* Begin MATERIAL SHOWN *
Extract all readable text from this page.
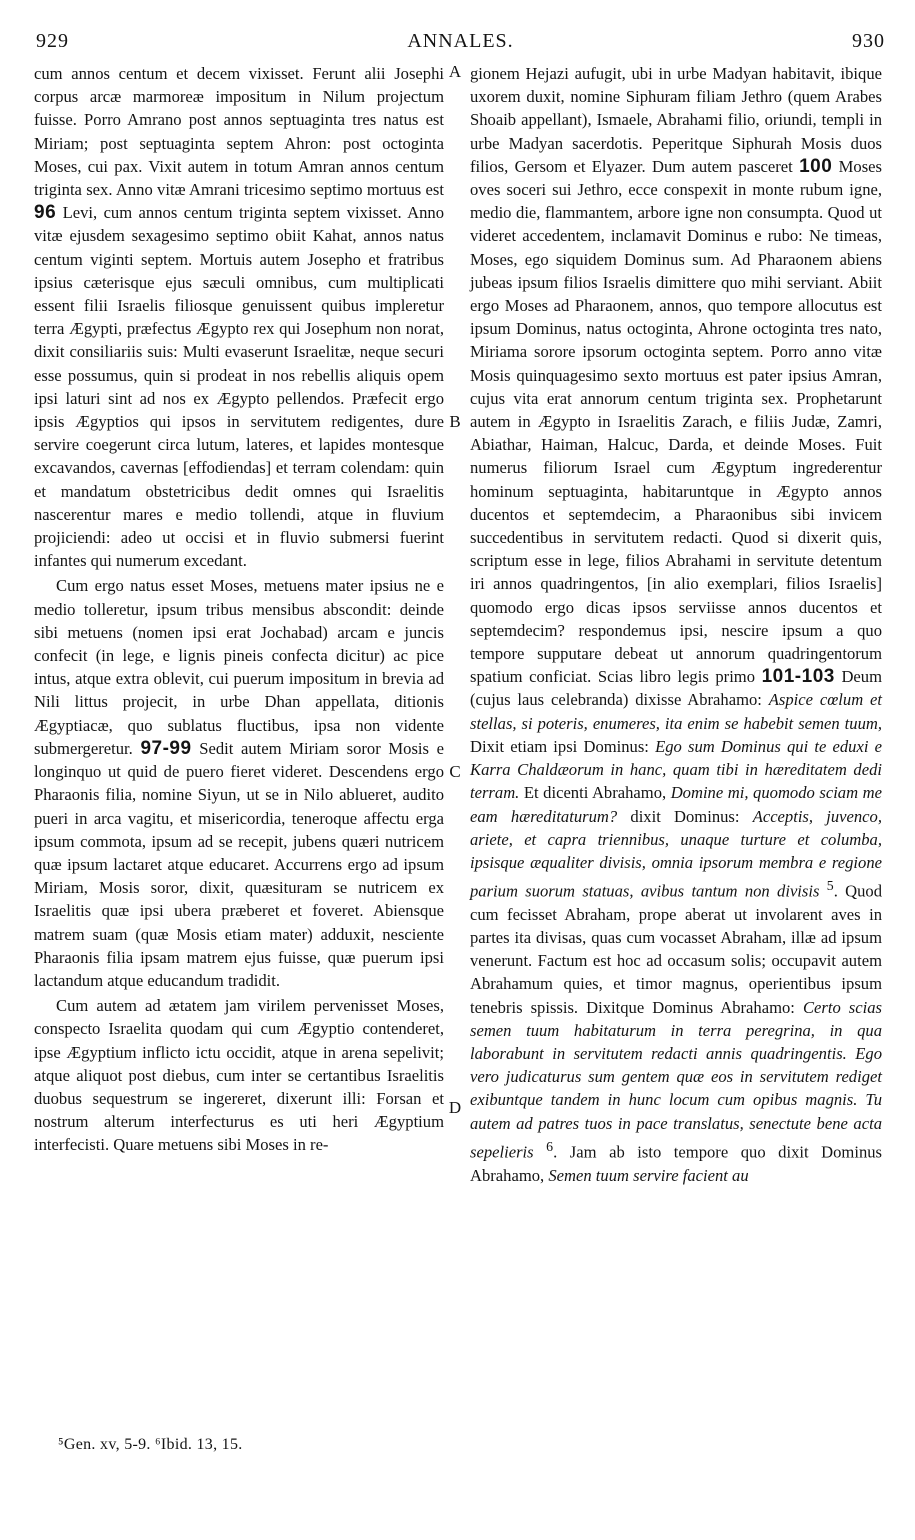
929	ANNALES.	930
A
B
C
D

cum annos centum et decem vixisset. Ferunt alii Josephi corpus arcæ marmoreæ impositum in Nilum projectum fuisse. Porro Amrano post annos septuaginta tres natus est Miriam; post septuaginta septem Ahron: post octoginta Moses, cui pax. Vixit autem in totum Amran annos centum triginta sex. Anno vitæ Amrani tricesimo septimo mortuus est 96 Levi, cum annos centum triginta septem vixisset. Anno vitæ ejusdem sexagesimo septimo obiit Kahat, annos natus centum viginti septem. Mortuis autem Josepho et fratribus ipsius cæterisque ejus sæculi omnibus, cum multiplicati essent filii Israelis filiosque genuissent quibus impleretur terra Ægypti, præfectus Ægypto rex qui Josephum non norat, dixit consiliariis suis: Multi evaserunt Israelitæ, neque securi esse possumus, quin si prodeat in nos rebellis aliquis opem ipsi laturi sint ad nos ex Ægypto pellendos. Præfecit ergo ipsis Ægyptios qui ipsos in servitutem redigentes, dure servire coegerunt circa lutum, lateres, et lapides montesque excavandos, cavernas [effodiendas] et terram colendam: quin et mandatum obstetricibus dedit omnes qui Israelitis nascerentur mares e medio tollendi, atque in fluvium projiciendi: adeo ut occisi et in fluvio submersi fuerint infantes qui numerum excedant.

Cum ergo natus esset Moses, metuens mater ipsius ne e medio tolleretur, ipsum tribus mensibus abscondit: deinde sibi metuens (nomen ipsi erat Jochabad) arcam e juncis confecit (in lege, e lignis pineis confecta dicitur) ac pice intus, atque extra oblevit, cui puerum impositum in brevia ad Nili littus projecit, in urbe Dhan appellata, ditionis Ægyptiacæ, quo sublatus fluctibus, ipsa non vidente submergeretur. 97-99 Sedit autem Miriam soror Mosis e longinquo ut quid de puero fieret videret. Descendens ergo Pharaonis filia, nomine Siyun, ut se in Nilo ablueret, audito pueri in arca vagitu, et misericordia, teneroque affectu erga ipsum commota, ipsum ad se recepit, jubens quæri nutricem quæ ipsum lactaret atque educaret. Accurrens ergo ad ipsum Miriam, Mosis soror, dixit, quæsituram se nutricem ex Israelitis quæ ipsi ubera præberet et foveret. Abiensque matrem suam (quæ Mosis etiam mater) adduxit, nesciente Pharaonis filia ipsam matrem ejus fuisse, quæ puerum ipsi lactandum atque educandum tradidit.

Cum autem ad ætatem jam virilem pervenisset Moses, conspecto Israelita quodam qui cum Ægyptio contenderet, ipse Ægyptium inflicto ictu occidit, atque in arena sepelivit; atque aliquot post diebus, cum inter se certantibus Israelitis duobus sequestrum se ingereret, dixerunt illi: Forsan et nostrum alterum interfecturus es uti heri Ægyptium interfecisti. Quare metuens sibi Moses in re-

gionem Hejazi aufugit, ubi in urbe Madyan habitavit, ibique uxorem duxit, nomine Siphuram filiam Jethro (quem Arabes Shoaib appellant), Ismaele, Abrahami filio, oriundi, templi in urbe Madyan sacerdotis. Peperitque Siphurah Mosis duos filios, Gersom et Elyazer. Dum autem pasceret 100 Moses oves soceri sui Jethro, ecce conspexit in monte rubum igne, medio die, flammantem, arbore igne non consumpta. Quod ut videret accedentem, inclamavit Dominus e rubo: Ne timeas, Moses, ego siquidem Dominus sum. Ad Pharaonem abiens jubeas ipsum filios Israelis dimittere quo mihi serviant. Abiit ergo Moses ad Pharaonem, annos, quo tempore allocutus est ipsum Dominus, natus octoginta, Ahrone octoginta tres nato, Miriama sorore ipsorum octoginta septem. Porro anno vitæ Mosis quinquagesimo sexto mortuus est pater ipsius Amran, cujus vita erat annorum centum triginta sex. Prophetarunt autem in Ægypto in Israelitis Zarach, e filiis Judæ, Zamri, Abiathar, Haiman, Halcuc, Darda, et deinde Moses. Fuit numerus filiorum Israel cum Ægyptum ingrederentur hominum septuaginta, habitaruntque in Ægypto annos ducentos et septemdecim, a Pharaonibus sibi invicem succedentibus in servitutem redacti. Quod si dixerit quis, scriptum esse in lege, filios Abrahami in servitute detentum iri annos quadringentos, [in alio exemplari, filios Israelis] quomodo ergo dicas ipsos serviisse annos ducentos et septemdecim? respondemus ipsi, nescire ipsum a quo tempore supputare debeat ut annorum quadringentorum spatium conficiat. Scias libro legis primo 101-103 Deum (cujus laus celebranda) dixisse Abrahamo: Aspice cœlum et stellas, si poteris, enumeres, ita enim se habebit semen tuum, Dixit etiam ipsi Dominus: Ego sum Dominus qui te eduxi e Karra Chaldæorum in hanc, quam tibi in hæreditatem dedi terram. Et dicenti Abrahamo, Domine mi, quomodo sciam me eam hæreditaturum? dixit Dominus: Acceptis, juvenco, ariete, et capra triennibus, unaque turture et columba, ipsisque æqualiter divisis, omnia ipsorum membra e regione parium suorum statuas, avibus tantum non divisis $^5$. Quod cum fecisset Abraham, prope aberat ut involarent aves in partes ita divisas, quas cum vocasset Abraham, illæ ad ipsum venerunt. Factum est hoc ad occasum solis; occupavit autem Abrahamum quies, et timor magnus, operientibus ipsum tenebris spissis. Dixitque Dominus Abrahamo: Certo scias semen tuum habitaturum in terra peregrina, in qua laborabunt in servitutem redacti annis quadringentis. Ego vero judicaturus sum gentem quæ eos in servitutem rediget exibuntque tandem in hunc locum cum opibus magnis. Tu autem ad patres tuos in pace translatus, senectute bene acta sepelieris $^6$. Jam ab isto tempore quo dixit Dominus Abrahamo, Semen tuum servire facient au

⁵Gen. xv, 5-9. ⁶Ibid. 13, 15.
* End MATERIAL SHOWN *
GIVEN EXERCISE:
Every entry must be reproduced exactly, with the images left out.

PROBLEM SOLUTION:
Extract all readable text from this page.
929	ANNALES.	930
A
B
C
D

cum annos centum et decem vixisset. Ferunt alii Josephi corpus arcæ marmoreæ impositum in Nilum projectum fuisse. Porro Amrano post annos septuaginta tres natus est Miriam; post septuaginta septem Ahron: post octoginta Moses, cui pax. Vixit autem in totum Amran annos centum triginta sex. Anno vitæ Amrani tricesimo septimo mortuus est 96 Levi, cum annos centum triginta septem vixisset. Anno vitæ ejusdem sexagesimo septimo obiit Kahat, annos natus centum viginti septem. Mortuis autem Josepho et fratribus ipsius cæterisque ejus sæculi omnibus, cum multiplicati essent filii Israelis filiosque genuissent quibus impleretur terra Ægypti, præfectus Ægypto rex qui Josephum non norat, dixit consiliariis suis: Multi evaserunt Israelitæ, neque securi esse possumus, quin si prodeat in nos rebellis aliquis opem ipsi laturi sint ad nos ex Ægypto pellendos. Præfecit ergo ipsis Ægyptios qui ipsos in servitutem redigentes, dure servire coegerunt circa lutum, lateres, et lapides montesque excavandos, cavernas [effodiendas] et terram colendam: quin et mandatum obstetricibus dedit omnes qui Israelitis nascerentur mares e medio tollendi, atque in fluvium projiciendi: adeo ut occisi et in fluvio submersi fuerint infantes qui numerum excedant.

Cum ergo natus esset Moses, metuens mater ipsius ne e medio tolleretur, ipsum tribus mensibus abscondit: deinde sibi metuens (nomen ipsi erat Jochabad) arcam e juncis confecit (in lege, e lignis pineis confecta dicitur) ac pice intus, atque extra oblevit, cui puerum impositum in brevia ad Nili littus projecit, in urbe Dhan appellata, ditionis Ægyptiacæ, quo sublatus fluctibus, ipsa non vidente submergeretur. 97-99 Sedit autem Miriam soror Mosis e longinquo ut quid de puero fieret videret. Descendens ergo Pharaonis filia, nomine Siyun, ut se in Nilo ablueret, audito pueri in arca vagitu, et misericordia, teneroque affectu erga ipsum commota, ipsum ad se recepit, jubens quæri nutricem quæ ipsum lactaret atque educaret. Accurrens ergo ad ipsum Miriam, Mosis soror, dixit, quæsituram se nutricem ex Israelitis quæ ipsi ubera præberet et foveret. Abiensque matrem suam (quæ Mosis etiam mater) adduxit, nesciente Pharaonis filia ipsam matrem ejus fuisse, quæ puerum ipsi lactandum atque educandum tradidit.

Cum autem ad ætatem jam virilem pervenisset Moses, conspecto Israelita quodam qui cum Ægyptio contenderet, ipse Ægyptium inflicto ictu occidit, atque in arena sepelivit; atque aliquot post diebus, cum inter se certantibus Israelitis duobus sequestrum se ingereret, dixerunt illi: Forsan et nostrum alterum interfecturus es uti heri Ægyptium interfecisti. Quare metuens sibi Moses in re-

gionem Hejazi aufugit, ubi in urbe Madyan habitavit, ibique uxorem duxit, nomine Siphuram filiam Jethro (quem Arabes Shoaib appellant), Ismaele, Abrahami filio, oriundi, templi in urbe Madyan sacerdotis. Peperitque Siphurah Mosis duos filios, Gersom et Elyazer. Dum autem pasceret 100 Moses oves soceri sui Jethro, ecce conspexit in monte rubum igne, medio die, flammantem, arbore igne non consumpta. Quod ut videret accedentem, inclamavit Dominus e rubo: Ne timeas, Moses, ego siquidem Dominus sum. Ad Pharaonem abiens jubeas ipsum filios Israelis dimittere quo mihi serviant. Abiit ergo Moses ad Pharaonem, annos, quo tempore allocutus est ipsum Dominus, natus octoginta, Ahrone octoginta tres nato, Miriama sorore ipsorum octoginta septem. Porro anno vitæ Mosis quinquagesimo sexto mortuus est pater ipsius Amran, cujus vita erat annorum centum triginta sex. Prophetarunt autem in Ægypto in Israelitis Zarach, e filiis Judæ, Zamri, Abiathar, Haiman, Halcuc, Darda, et deinde Moses. Fuit numerus filiorum Israel cum Ægyptum ingrederentur hominum septuaginta, habitaruntque in Ægypto annos ducentos et septemdecim, a Pharaonibus sibi invicem succedentibus in servitutem redacti. Quod si dixerit quis, scriptum esse in lege, filios Abrahami in servitute detentum iri annos quadringentos, [in alio exemplari, filios Israelis] quomodo ergo dicas ipsos serviisse annos ducentos et septemdecim? respondemus ipsi, nescire ipsum a quo tempore supputare debeat ut annorum quadringentorum spatium conficiat. Scias libro legis primo 101-103 Deum (cujus laus celebranda) dixisse Abrahamo: Aspice cœlum et stellas, si poteris, enumeres, ita enim se habebit semen tuum, Dixit etiam ipsi Dominus: Ego sum Dominus qui te eduxi e Karra Chaldæorum in hanc, quam tibi in hæreditatem dedi terram. Et dicenti Abrahamo, Domine mi, quomodo sciam me eam hæreditaturum? dixit Dominus: Acceptis, juvenco, ariete, et capra triennibus, unaque turture et columba, ipsisque æqualiter divisis, omnia ipsorum membra e regione parium suorum statuas, avibus tantum non divisis $^5$. Quod cum fecisset Abraham, prope aberat ut involarent aves in partes ita divisas, quas cum vocasset Abraham, illæ ad ipsum venerunt. Factum est hoc ad occasum solis; occupavit autem Abrahamum quies, et timor magnus, operientibus ipsum tenebris spissis. Dixitque Dominus Abrahamo: Certo scias semen tuum habitaturum in terra peregrina, in qua laborabunt in servitutem redacti annis quadringentis. Ego vero judicaturus sum gentem quæ eos in servitutem rediget exibuntque tandem in hunc locum cum opibus magnis. Tu autem ad patres tuos in pace translatus, senectute bene acta sepelieris $^6$. Jam ab isto tempore quo dixit Dominus Abrahamo, Semen tuum servire facient au

⁵Gen. xv, 5-9. ⁶Ibid. 13, 15.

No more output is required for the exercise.